_Problems and tasks:_
(a) In the passage on Modernism and Fundamentalism below, what did pentecostalism set aside in favor of a more personal religion of encounter with God?
(b) Continue the passage on Modernism and Fundamentalism below, picking up right after its final sentence.

The repudiation of an authoritative Church by both by Protestant Christianity and early-Modern or Liberal skepticism did less to correct ecclesiastical abuses than it did to provide religious cover for skepticism, which carried on its own program of pseudo-orthodoxy in the guise of “science,” moving steadily toward Modernism’s atheistic naturalism, even removing God from the cosmos (never mind the curriculum), by first removing the presence of God among men in the form of the miraculous, including the sacraments, but more importantly in the form of authority in the Church – more important because religious anti-papists could happily hitch their wagons to the same “progressive” worldview, unaware of and unprepared for anti-clericalism’s final destination in godless totalitarianism. And now, majorities in these denominations cozy up to abortionists, and cluck their tongues at the sight of “conservatives” who are so unenlightened as to fail to embrace the new homosex norms…

Reacting against Modernism, however, were Fundamentalism proper and the main thrust of contemporary conservative Evangelicalism. They rejected the wholesale naturalistic skepticism of the miraculous, to say nothing of atheism, but they retained a skepticism of the miraculous nature of the Church, and formed (often after initial denominational schisms) an astoundingly fragmentary collection of staunchly anti-sacramental faith communities. Furthermore, despite fundamentalist hostility toward Modernism, it is widely perceived that fundamentalism and naturalism share a common set of (modern) assumptions about the relation of facts to reality, as is evidenced in fundamentalism’s insistence on facticity in its understanding of Biblical inerrancy. What  seems less often observed is that pentecostalism, which emerged at about the same time as a sister movement, sharing similar concerns but eschewing the fundamentalism’s focus on dogmatic Biblicism for a more personal (and miraculous) religion of encounter with God, taps into the same mindset of believing exactly what is seen: experienced-based belief.

_Records supplied:_
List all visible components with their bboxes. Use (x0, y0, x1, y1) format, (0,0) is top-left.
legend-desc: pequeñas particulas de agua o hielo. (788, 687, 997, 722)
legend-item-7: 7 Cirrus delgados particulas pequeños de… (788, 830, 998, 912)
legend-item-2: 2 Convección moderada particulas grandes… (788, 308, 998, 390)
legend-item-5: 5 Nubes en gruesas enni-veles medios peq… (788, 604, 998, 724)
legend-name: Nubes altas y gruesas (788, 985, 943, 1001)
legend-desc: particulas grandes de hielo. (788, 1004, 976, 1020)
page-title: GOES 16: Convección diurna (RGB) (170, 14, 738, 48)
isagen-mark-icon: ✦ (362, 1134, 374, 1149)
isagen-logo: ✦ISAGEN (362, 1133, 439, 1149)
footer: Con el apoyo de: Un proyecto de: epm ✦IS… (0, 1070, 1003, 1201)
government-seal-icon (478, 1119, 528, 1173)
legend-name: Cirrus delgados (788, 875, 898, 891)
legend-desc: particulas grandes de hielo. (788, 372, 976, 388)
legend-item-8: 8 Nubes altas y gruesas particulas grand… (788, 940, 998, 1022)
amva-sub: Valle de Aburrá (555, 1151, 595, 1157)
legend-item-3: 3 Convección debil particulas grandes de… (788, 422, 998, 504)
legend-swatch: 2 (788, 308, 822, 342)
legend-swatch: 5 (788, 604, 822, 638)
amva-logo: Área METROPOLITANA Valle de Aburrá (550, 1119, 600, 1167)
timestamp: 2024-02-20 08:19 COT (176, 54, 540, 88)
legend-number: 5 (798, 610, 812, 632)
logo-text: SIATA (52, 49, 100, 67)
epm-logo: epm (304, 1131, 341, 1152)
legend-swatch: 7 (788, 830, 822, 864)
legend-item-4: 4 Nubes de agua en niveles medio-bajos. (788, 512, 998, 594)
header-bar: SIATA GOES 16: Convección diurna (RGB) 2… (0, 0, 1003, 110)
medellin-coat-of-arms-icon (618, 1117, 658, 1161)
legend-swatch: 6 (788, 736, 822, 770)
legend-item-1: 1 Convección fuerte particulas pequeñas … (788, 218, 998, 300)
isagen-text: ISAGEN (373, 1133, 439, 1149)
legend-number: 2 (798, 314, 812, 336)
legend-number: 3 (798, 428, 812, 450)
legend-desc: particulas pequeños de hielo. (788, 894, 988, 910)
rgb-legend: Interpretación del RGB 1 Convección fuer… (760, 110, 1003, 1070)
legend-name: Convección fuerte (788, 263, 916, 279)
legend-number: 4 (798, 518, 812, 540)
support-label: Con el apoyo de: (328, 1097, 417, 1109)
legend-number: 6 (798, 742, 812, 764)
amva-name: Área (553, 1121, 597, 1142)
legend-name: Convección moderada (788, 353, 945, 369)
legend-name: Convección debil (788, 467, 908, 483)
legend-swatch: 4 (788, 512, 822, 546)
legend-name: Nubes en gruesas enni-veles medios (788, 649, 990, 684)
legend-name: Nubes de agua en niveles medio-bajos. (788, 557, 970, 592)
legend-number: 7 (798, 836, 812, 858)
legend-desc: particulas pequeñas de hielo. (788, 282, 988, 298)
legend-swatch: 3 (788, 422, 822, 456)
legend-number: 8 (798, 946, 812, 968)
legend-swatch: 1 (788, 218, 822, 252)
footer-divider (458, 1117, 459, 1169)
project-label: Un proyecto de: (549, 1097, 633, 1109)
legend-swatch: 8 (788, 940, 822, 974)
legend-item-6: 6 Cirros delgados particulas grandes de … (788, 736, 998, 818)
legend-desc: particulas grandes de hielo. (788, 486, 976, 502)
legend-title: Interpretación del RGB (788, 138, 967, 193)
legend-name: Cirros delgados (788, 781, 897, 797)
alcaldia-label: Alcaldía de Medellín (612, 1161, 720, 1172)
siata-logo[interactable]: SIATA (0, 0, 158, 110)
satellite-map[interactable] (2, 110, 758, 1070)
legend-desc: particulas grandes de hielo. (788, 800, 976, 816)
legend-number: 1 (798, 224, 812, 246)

_Per-task outputs:_
(a) Fundamentalism's focus on dogmatic Biblicism.

(b)
But experience is peripheral to sacramental faith, and experiential religion turns out to be a poor substitute for the sacramental life. The point of contact between sacramental manifestation and the believing community is faith in the power of God’s promise that He is indeed present, even despite appearances, if necessary. The point of contact, in other words, is not experience, not “what is seen,” but hope. Being rooted in hope, sacramental worship seeks no signs, but looks behind symbols to the realities they re-present, being open to the transformative movement of grace through the sacraments in ways that are often subtle – even humble. Not phenomena, but a still, small voice.

Despite my mildly Catholic upbringing in the 1960s, I think I would have been shocked, in the 1980s, to encounter God present under the form of bread, even sitting on an altar in a gold monstrance. I think I would have realized that, despite the trappings, God was, in all His glory, even more impoverished than me. I think that may have led me to see how profoundly true it is that for God, all things are possible, and that the meanness of my condition was not an alienating factor that kept me from full communion, but a vector for God to embrace me through the agency of His continued manifestation among men. I think I may have discovered the restorative and integrating power of genuine Christian community. I truly praise God for the Eucharistic faith of these young people; I hope they appreciate someday what a gift they have.